Copy each line of the material below that includes the string "completed".

## start

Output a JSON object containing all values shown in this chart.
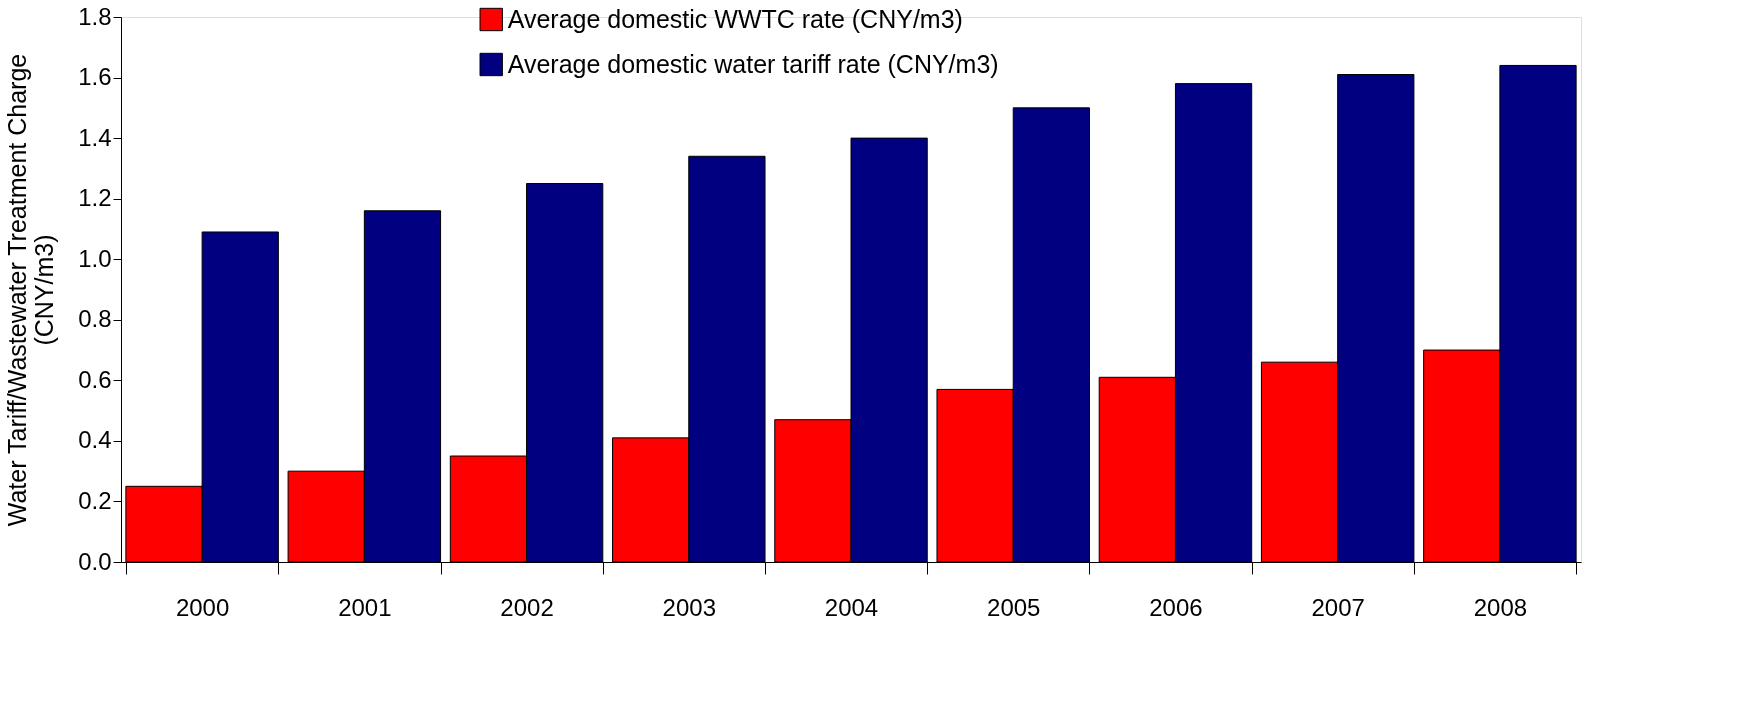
{
  "chart_data": {
    "type": "bar",
    "ylabel": "Water Tariff/Wastewater Treatment Charge\n(CNY/m3)",
    "categories": [
      "2000",
      "2001",
      "2002",
      "2003",
      "2004",
      "2005",
      "2006",
      "2007",
      "2008"
    ],
    "series": [
      {
        "name": "Average domestic WWTC rate (CNY/m3)",
        "color": "#ff0000",
        "values": [
          0.25,
          0.3,
          0.35,
          0.41,
          0.47,
          0.57,
          0.61,
          0.66,
          0.7
        ]
      },
      {
        "name": "Average domestic water tariff rate (CNY/m3)",
        "color": "#000080",
        "values": [
          1.09,
          1.16,
          1.25,
          1.34,
          1.4,
          1.5,
          1.58,
          1.61,
          1.64
        ]
      }
    ],
    "ylim": [
      0,
      1.8
    ],
    "yticks": [
      {
        "value": 0,
        "label": "0.0"
      },
      {
        "value": 0.2,
        "label": "0.2"
      },
      {
        "value": 0.4,
        "label": "0.4"
      },
      {
        "value": 0.6,
        "label": "0.6"
      },
      {
        "value": 0.8,
        "label": "0.8"
      },
      {
        "value": 1.0,
        "label": "1.0"
      },
      {
        "value": 1.2,
        "label": "1.2"
      },
      {
        "value": 1.4,
        "label": "1.4"
      },
      {
        "value": 1.6,
        "label": "1.6"
      },
      {
        "value": 1.8,
        "label": "1.8"
      }
    ],
    "grid": false,
    "legend": "top"
  }
}
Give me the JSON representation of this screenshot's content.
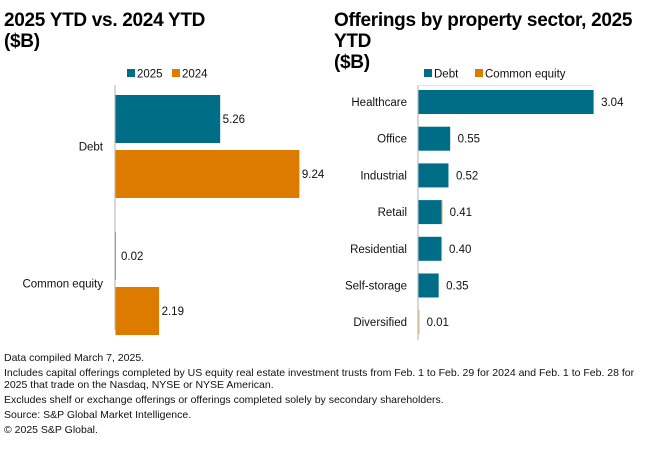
{
  "colors": {
    "teal": "#006d87",
    "orange": "#dd7a00",
    "axis": "#bfbfbf"
  },
  "chart_data": [
    {
      "type": "bar",
      "orientation": "horizontal",
      "title": "2025 YTD vs. 2024 YTD ($B)",
      "title_line1": "2025 YTD vs. 2024 YTD",
      "title_line2": "($B)",
      "categories": [
        "Debt",
        "Common equity"
      ],
      "series": [
        {
          "name": "2025",
          "color": "#006d87",
          "values": [
            5.26,
            0.02
          ],
          "labels": [
            "5.26",
            "0.02"
          ]
        },
        {
          "name": "2024",
          "color": "#dd7a00",
          "values": [
            9.24,
            2.19
          ],
          "labels": [
            "9.24",
            "2.19"
          ]
        }
      ],
      "legend": "top-center",
      "xlim": [
        0,
        10
      ],
      "grid": false
    },
    {
      "type": "bar",
      "orientation": "horizontal",
      "stacked": true,
      "title": "Offerings by property sector, 2025 YTD ($B)",
      "title_line1": "Offerings by property sector, 2025 YTD",
      "title_line2": "($B)",
      "categories": [
        "Healthcare",
        "Office",
        "Industrial",
        "Retail",
        "Residential",
        "Self-storage",
        "Diversified"
      ],
      "series": [
        {
          "name": "Debt",
          "color": "#006d87",
          "values": [
            3.04,
            0.55,
            0.52,
            0.4,
            0.4,
            0.35,
            0.0
          ]
        },
        {
          "name": "Common equity",
          "color": "#dd7a00",
          "values": [
            0.0,
            0.0,
            0.0,
            0.01,
            0.0,
            0.0,
            0.01
          ]
        }
      ],
      "total_labels": [
        "3.04",
        "0.55",
        "0.52",
        "0.41",
        "0.40",
        "0.35",
        "0.01"
      ],
      "legend": "top-center",
      "xlim": [
        0,
        4
      ],
      "grid": false
    }
  ],
  "footnotes": [
    "Data compiled March 7, 2025.",
    "Includes capital offerings completed by US equity real estate investment trusts from Feb. 1 to Feb. 29 for 2024 and Feb. 1 to Feb. 28 for 2025 that trade on the Nasdaq, NYSE or NYSE American.",
    "Excludes shelf or exchange offerings or offerings completed solely by secondary shareholders.",
    "Source: S&P Global Market Intelligence.",
    "© 2025 S&P Global."
  ]
}
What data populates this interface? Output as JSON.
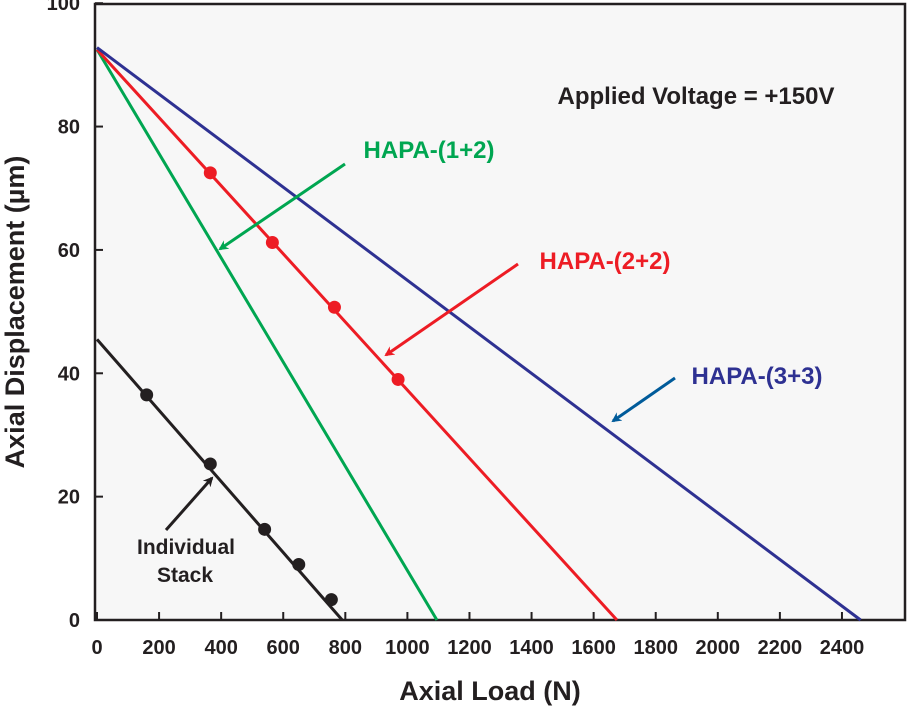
{
  "chart_data": {
    "type": "line",
    "title": "",
    "xlabel": "Axial Load (N)",
    "ylabel": "Axial Displacement (µm)",
    "xlim": [
      0,
      2500
    ],
    "ylim": [
      0,
      100
    ],
    "xticks": [
      0,
      200,
      400,
      600,
      800,
      1000,
      1200,
      1400,
      1600,
      1800,
      2000,
      2200,
      2400
    ],
    "yticks": [
      0,
      20,
      40,
      60,
      80,
      100
    ],
    "grid": false,
    "legend": "none",
    "annotation": "Applied Voltage = +150V",
    "series": [
      {
        "name": "Individual Stack",
        "color": "#231f20",
        "line": [
          [
            0,
            45.5
          ],
          [
            790,
            0
          ]
        ],
        "points": [
          [
            160,
            36.5
          ],
          [
            365,
            25.3
          ],
          [
            540,
            14.7
          ],
          [
            650,
            9.0
          ],
          [
            755,
            3.3
          ]
        ]
      },
      {
        "name": "HAPA-(1+2)",
        "color": "#00a651",
        "line": [
          [
            0,
            92.5
          ],
          [
            1095,
            0
          ]
        ],
        "points": []
      },
      {
        "name": "HAPA-(2+2)",
        "color": "#ed1c24",
        "line": [
          [
            0,
            92.5
          ],
          [
            1675,
            0
          ]
        ],
        "points": [
          [
            365,
            72.5
          ],
          [
            565,
            61.2
          ],
          [
            765,
            50.7
          ],
          [
            970,
            39.0
          ]
        ]
      },
      {
        "name": "HAPA-(3+3)",
        "color": "#2e3192",
        "line": [
          [
            0,
            92.8
          ],
          [
            2460,
            0
          ]
        ],
        "points": []
      }
    ],
    "labels": [
      {
        "text": "Individual",
        "series": 0
      },
      {
        "text": "Stack",
        "series": 0
      },
      {
        "text": "HAPA-(1+2)",
        "series": 1
      },
      {
        "text": "HAPA-(2+2)",
        "series": 2
      },
      {
        "text": "HAPA-(3+3)",
        "series": 3
      }
    ],
    "arrow_colors": [
      "#231f20",
      "#00a651",
      "#ed1c24",
      "#005b9a"
    ]
  }
}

## end

Worked answer:
    "Includes capital offerings completed by US equity real estate investment trusts from Feb. 1 to Feb. 29 for 2024 and Feb. 1 to Feb. 28 for 2025 that trade on the Nasdaq, NYSE or NYSE American.",
    "Excludes shelf or exchange offerings or offerings completed solely by secondary shareholders.",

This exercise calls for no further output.